Check every line below for the word "第一财经" and copy each one that has it.

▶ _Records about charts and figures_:
▶

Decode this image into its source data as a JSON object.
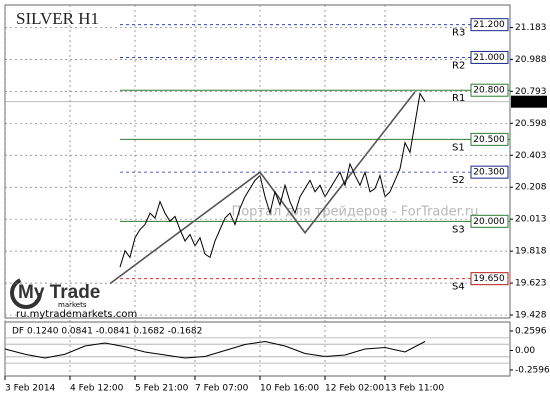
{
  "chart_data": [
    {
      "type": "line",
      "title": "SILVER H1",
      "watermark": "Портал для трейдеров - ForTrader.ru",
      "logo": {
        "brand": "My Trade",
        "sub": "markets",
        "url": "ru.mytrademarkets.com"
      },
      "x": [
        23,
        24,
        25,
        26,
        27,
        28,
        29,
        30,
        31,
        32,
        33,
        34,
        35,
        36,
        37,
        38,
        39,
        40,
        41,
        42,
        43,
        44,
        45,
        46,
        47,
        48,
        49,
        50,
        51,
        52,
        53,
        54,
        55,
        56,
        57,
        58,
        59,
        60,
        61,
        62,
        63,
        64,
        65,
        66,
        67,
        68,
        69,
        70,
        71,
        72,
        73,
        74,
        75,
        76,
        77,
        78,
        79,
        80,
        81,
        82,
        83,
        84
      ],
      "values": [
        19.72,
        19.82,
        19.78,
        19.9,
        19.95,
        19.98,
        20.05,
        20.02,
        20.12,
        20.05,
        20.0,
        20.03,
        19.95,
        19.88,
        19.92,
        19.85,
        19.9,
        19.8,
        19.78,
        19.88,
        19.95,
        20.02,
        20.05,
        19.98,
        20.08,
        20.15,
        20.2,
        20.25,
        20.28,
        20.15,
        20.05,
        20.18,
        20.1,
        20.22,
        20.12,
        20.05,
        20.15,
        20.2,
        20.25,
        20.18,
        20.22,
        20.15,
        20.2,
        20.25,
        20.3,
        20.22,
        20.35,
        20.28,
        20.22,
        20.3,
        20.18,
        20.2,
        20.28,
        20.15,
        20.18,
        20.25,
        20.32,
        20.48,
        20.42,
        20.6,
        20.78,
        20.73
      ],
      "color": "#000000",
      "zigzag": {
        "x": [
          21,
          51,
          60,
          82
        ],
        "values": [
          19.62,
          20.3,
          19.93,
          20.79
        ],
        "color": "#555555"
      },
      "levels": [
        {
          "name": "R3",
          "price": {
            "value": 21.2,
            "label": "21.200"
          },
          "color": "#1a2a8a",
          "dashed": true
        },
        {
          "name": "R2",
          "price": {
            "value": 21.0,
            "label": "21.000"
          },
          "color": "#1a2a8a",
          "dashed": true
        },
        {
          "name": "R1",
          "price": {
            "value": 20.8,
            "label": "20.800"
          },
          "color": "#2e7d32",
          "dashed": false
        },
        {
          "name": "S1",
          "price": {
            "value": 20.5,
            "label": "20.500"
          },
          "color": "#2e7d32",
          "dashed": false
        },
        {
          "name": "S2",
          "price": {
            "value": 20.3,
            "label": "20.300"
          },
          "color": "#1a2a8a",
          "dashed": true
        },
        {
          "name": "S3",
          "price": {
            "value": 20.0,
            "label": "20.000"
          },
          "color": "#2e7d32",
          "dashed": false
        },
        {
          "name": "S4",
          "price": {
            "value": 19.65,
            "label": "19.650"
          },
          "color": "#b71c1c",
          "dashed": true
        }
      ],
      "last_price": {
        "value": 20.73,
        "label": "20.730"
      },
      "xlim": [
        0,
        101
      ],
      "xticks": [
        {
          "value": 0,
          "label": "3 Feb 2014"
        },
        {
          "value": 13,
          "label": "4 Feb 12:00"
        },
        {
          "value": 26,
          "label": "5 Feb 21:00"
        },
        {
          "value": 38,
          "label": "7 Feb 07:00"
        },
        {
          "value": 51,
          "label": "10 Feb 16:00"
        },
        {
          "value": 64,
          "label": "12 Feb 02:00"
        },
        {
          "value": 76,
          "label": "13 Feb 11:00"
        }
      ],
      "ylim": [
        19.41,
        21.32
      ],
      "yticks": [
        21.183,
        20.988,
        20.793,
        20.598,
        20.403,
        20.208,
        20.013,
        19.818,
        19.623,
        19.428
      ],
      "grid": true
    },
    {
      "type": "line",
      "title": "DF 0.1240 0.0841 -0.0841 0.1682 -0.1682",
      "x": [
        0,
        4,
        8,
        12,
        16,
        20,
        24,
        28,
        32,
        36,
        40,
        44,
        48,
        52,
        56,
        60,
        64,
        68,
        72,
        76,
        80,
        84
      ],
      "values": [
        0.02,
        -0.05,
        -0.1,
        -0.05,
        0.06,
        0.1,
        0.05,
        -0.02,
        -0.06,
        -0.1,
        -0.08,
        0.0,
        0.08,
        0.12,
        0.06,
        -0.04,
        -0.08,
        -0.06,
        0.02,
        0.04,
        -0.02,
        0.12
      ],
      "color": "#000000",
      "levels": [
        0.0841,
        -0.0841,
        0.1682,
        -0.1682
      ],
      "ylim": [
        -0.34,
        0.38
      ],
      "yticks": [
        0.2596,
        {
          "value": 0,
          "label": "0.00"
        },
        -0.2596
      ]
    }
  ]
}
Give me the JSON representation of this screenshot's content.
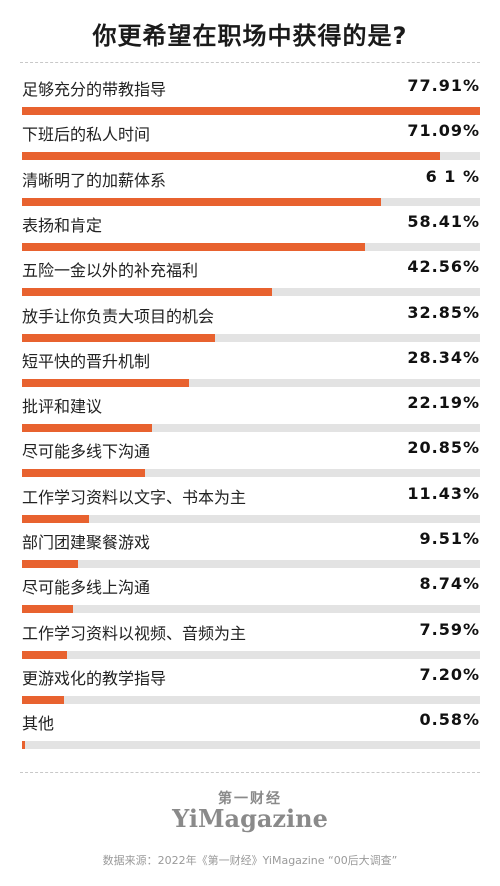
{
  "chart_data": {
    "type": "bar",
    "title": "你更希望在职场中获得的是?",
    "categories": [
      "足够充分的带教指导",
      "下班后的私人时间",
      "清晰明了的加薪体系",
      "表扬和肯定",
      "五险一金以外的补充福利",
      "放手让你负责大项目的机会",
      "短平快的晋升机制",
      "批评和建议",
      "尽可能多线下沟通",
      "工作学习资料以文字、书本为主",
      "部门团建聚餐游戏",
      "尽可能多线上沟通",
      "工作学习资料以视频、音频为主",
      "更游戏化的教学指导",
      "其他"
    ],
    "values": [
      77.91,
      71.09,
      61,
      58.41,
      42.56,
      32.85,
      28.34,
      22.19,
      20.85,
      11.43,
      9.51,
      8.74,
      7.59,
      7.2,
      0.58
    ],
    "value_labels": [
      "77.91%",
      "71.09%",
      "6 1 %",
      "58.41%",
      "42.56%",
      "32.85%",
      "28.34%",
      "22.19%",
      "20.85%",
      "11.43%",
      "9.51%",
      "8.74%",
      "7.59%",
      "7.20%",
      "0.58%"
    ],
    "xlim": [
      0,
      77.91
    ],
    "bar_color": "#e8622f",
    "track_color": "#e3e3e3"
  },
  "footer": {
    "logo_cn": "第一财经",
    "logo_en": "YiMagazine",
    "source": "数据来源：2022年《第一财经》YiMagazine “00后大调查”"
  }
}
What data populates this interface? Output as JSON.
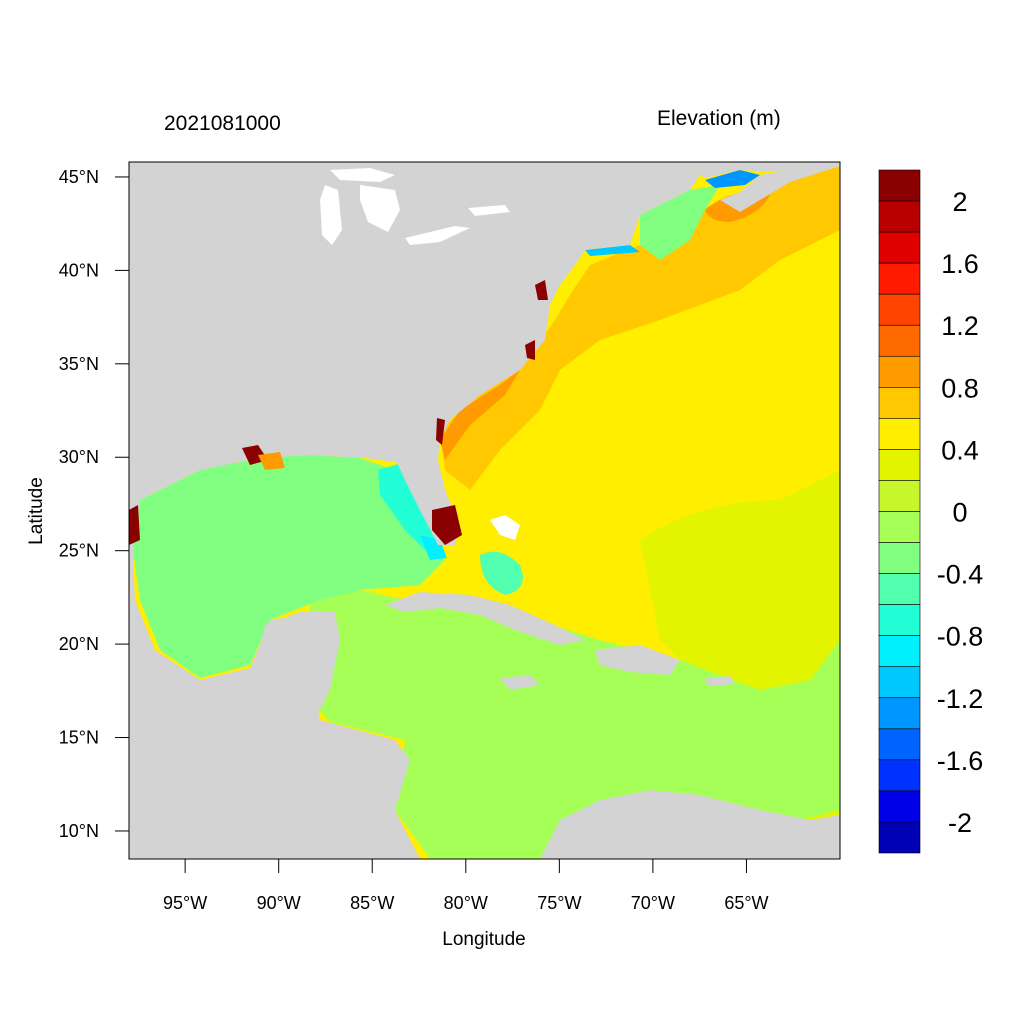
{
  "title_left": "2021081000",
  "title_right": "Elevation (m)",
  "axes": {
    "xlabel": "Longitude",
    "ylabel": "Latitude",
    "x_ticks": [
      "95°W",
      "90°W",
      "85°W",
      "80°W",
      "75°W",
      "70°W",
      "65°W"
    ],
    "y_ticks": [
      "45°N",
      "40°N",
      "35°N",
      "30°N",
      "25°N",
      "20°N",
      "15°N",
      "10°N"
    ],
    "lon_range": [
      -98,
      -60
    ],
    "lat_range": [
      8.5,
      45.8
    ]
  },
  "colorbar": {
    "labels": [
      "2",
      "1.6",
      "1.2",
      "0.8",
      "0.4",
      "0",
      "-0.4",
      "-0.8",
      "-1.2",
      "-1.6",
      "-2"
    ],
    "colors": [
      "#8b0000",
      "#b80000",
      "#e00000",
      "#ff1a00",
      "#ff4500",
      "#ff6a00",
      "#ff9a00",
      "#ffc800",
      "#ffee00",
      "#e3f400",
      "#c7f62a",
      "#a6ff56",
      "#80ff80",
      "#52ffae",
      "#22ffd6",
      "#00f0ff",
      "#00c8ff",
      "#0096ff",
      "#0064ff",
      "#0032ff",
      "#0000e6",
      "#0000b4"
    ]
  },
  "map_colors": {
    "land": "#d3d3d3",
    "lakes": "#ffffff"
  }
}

◀
▶

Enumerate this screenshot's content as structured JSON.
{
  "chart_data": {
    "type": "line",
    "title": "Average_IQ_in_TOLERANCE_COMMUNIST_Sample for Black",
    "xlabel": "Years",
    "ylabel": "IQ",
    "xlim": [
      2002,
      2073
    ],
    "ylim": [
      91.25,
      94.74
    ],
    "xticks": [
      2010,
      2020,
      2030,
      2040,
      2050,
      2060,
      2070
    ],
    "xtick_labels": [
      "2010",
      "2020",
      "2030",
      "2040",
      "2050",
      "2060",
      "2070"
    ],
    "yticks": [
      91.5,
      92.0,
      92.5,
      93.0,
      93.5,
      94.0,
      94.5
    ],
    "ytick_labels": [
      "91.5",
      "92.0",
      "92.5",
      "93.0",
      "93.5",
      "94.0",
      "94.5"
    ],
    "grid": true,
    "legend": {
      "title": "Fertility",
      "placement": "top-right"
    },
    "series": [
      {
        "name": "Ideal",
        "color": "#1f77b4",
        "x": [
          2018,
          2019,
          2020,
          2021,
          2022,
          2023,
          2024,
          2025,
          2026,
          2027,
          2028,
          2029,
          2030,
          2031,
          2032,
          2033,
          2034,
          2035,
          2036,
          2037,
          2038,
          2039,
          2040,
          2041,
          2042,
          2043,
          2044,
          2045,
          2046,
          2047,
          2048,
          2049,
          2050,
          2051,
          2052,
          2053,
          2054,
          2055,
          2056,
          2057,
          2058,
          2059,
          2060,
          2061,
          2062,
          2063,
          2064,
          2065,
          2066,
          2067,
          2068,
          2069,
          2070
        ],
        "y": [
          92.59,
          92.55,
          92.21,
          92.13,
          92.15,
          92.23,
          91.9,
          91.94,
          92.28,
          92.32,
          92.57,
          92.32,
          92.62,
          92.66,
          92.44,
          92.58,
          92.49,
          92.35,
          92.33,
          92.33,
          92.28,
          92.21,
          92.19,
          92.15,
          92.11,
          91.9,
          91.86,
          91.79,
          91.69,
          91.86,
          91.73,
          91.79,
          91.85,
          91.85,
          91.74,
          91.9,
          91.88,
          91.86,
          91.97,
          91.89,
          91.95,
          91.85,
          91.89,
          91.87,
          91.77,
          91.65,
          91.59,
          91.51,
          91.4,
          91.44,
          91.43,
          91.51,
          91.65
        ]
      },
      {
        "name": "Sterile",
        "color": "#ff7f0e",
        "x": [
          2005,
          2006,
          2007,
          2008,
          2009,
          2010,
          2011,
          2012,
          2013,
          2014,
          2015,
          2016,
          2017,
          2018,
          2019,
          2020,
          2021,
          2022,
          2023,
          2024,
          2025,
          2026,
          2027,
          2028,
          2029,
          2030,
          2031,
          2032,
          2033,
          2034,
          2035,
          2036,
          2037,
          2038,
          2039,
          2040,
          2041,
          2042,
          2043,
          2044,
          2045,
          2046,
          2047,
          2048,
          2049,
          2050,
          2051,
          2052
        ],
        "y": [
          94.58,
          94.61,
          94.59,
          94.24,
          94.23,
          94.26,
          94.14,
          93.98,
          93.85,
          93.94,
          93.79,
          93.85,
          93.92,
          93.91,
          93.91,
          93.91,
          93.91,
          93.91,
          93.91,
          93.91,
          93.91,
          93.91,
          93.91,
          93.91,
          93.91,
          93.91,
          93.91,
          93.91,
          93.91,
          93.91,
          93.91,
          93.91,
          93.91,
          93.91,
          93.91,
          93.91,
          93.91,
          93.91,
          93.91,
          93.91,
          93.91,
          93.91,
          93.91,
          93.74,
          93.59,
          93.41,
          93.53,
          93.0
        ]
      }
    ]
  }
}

◀

▶ _Response to this task_:
    "logo_cn": "第一财经",
    "source": "数据来源：2022年《第一财经》YiMagazine “00后大调查”"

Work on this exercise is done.